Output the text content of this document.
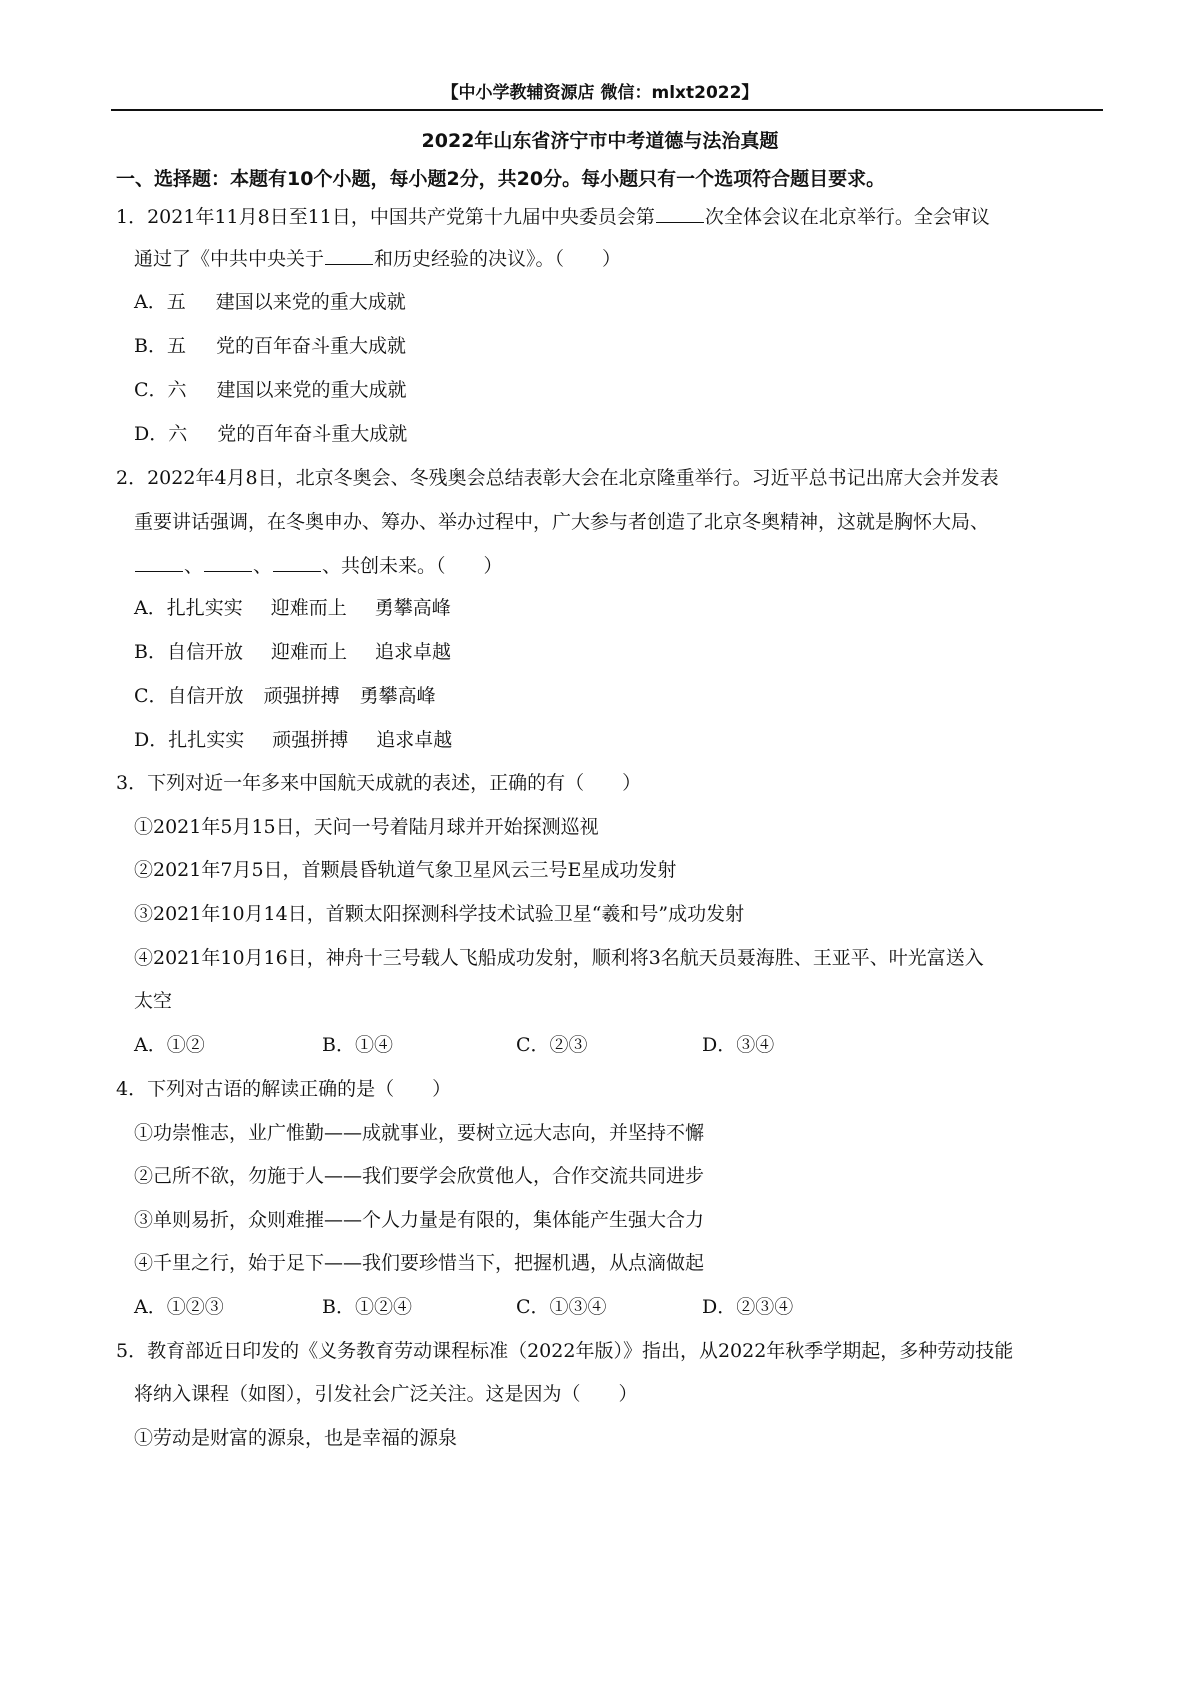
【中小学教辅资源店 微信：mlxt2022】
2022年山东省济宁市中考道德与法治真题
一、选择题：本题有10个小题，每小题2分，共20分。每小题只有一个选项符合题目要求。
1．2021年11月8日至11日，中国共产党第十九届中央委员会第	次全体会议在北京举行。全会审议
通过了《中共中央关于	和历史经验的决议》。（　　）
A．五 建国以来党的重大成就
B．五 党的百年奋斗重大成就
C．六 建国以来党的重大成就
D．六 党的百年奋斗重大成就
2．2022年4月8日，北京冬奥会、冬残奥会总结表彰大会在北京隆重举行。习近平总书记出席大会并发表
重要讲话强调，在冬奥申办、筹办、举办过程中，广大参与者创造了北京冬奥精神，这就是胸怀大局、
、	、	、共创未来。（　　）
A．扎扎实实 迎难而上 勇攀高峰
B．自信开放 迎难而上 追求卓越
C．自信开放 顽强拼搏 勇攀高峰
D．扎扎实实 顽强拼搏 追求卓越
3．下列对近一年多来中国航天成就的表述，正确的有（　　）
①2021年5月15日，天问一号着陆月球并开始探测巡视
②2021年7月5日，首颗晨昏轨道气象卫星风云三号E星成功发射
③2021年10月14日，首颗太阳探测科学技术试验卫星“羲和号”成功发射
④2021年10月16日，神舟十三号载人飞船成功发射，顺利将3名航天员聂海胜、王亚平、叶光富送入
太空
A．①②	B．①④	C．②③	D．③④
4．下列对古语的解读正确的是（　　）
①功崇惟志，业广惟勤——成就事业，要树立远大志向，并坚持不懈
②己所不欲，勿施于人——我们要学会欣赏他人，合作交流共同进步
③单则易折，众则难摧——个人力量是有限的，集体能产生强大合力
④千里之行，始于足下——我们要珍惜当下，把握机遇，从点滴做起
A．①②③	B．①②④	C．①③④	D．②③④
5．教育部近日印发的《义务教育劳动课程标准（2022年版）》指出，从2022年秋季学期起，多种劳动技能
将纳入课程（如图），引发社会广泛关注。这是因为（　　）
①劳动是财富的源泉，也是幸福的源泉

==

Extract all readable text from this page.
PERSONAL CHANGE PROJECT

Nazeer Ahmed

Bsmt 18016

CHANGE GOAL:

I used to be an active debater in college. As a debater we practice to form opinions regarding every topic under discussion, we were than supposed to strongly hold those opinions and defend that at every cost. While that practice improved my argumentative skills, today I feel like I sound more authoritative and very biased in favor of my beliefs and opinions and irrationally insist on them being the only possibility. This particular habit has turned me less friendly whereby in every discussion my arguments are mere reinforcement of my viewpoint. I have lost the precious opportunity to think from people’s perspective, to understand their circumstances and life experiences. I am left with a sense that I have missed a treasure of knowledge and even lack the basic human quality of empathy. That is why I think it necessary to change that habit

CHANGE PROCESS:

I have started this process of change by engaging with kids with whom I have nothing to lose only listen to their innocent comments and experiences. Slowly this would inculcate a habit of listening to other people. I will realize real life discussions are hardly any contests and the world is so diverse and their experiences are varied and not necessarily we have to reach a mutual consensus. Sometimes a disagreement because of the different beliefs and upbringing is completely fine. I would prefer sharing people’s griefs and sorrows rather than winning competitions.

...

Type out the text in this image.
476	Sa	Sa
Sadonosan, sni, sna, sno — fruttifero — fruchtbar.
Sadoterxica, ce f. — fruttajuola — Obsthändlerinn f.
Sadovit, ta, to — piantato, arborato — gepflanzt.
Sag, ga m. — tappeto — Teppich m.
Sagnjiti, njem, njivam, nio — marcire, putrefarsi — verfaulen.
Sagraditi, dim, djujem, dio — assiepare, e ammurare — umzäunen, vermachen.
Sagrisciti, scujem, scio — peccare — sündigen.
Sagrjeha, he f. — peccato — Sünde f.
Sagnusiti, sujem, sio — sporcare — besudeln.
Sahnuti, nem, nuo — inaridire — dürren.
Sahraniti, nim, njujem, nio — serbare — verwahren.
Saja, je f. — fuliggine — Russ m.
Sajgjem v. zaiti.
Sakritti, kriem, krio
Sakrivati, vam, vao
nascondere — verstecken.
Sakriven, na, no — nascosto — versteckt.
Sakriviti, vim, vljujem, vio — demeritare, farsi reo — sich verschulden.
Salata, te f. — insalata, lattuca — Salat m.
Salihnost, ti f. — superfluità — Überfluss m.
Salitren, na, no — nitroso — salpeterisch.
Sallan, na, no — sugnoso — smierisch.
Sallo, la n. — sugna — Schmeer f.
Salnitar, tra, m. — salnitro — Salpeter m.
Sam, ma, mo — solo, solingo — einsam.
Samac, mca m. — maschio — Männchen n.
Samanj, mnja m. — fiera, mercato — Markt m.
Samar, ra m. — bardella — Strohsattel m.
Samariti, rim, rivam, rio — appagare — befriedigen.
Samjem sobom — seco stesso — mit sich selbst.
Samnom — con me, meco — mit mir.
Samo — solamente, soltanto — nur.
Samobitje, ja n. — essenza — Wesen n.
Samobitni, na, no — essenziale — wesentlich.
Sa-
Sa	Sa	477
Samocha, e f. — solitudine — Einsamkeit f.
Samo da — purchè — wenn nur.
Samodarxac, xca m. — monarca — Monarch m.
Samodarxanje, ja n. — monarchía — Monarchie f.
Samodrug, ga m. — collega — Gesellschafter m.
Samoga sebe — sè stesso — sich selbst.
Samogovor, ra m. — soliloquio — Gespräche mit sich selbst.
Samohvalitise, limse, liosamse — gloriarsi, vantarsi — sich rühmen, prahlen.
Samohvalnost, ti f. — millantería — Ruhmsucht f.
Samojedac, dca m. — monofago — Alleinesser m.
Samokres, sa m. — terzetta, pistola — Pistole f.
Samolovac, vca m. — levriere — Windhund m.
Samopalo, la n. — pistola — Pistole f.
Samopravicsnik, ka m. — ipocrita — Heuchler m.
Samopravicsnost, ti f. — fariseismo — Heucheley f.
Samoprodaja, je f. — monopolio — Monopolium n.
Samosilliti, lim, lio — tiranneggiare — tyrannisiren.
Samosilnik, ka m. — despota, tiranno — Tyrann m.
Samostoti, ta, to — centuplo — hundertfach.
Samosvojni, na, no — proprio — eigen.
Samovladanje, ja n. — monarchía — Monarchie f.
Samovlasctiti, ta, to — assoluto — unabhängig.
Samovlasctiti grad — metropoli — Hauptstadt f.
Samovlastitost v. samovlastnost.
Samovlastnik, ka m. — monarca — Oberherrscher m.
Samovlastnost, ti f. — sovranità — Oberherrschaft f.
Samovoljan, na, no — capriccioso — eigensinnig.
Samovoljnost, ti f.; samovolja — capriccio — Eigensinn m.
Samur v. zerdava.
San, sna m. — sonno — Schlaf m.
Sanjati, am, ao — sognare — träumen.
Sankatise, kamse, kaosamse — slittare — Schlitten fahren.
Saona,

### Work instructions
From the records above, pick out and copy each line holding the word "sich".

### Written answer
Sakriviti, vim, vljujem, vio — demeritare, farsi reo — sich verschulden.
Samjem sobom — seco stesso — mit sich selbst.
Samoga sebe — sè stesso — sich selbst.
Samogovor, ra m. — soliloquio — Gespräche mit sich selbst.
Samohvalitise, limse, liosamse — gloriarsi, vantarsi — sich rühmen, prahlen.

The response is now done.